Pull out every line below holding the word "text".

= = = = = = =

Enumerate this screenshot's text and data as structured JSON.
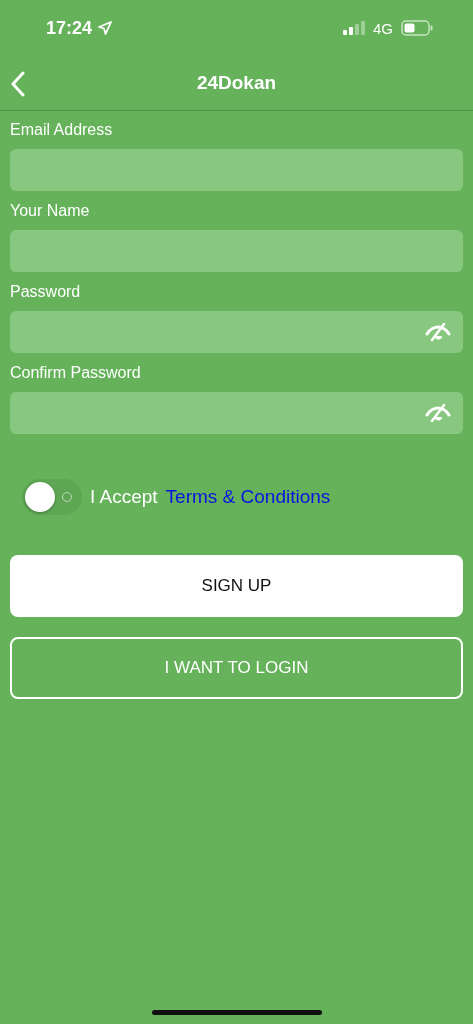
{
  "status_bar": {
    "time": "17:24",
    "network": "4G"
  },
  "header": {
    "title": "24Dokan"
  },
  "fields": [
    {
      "label": "Email Address",
      "kind": "text"
    },
    {
      "label": "Your Name",
      "kind": "text"
    },
    {
      "label": "Password",
      "kind": "password"
    },
    {
      "label": "Confirm Password",
      "kind": "password"
    }
  ],
  "terms": {
    "on": false,
    "text": "I Accept",
    "link": "Terms & Conditions"
  },
  "buttons": [
    {
      "label": "SIGN UP",
      "kind": "primary"
    },
    {
      "label": "I WANT TO LOGIN",
      "kind": "outline"
    }
  ]
}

= = = = = = =

**Written reply:**
Enumerate this screenshot's text and data as structured JSON.
      "kind": "text"
      "kind": "text"
    "text": "I Accept",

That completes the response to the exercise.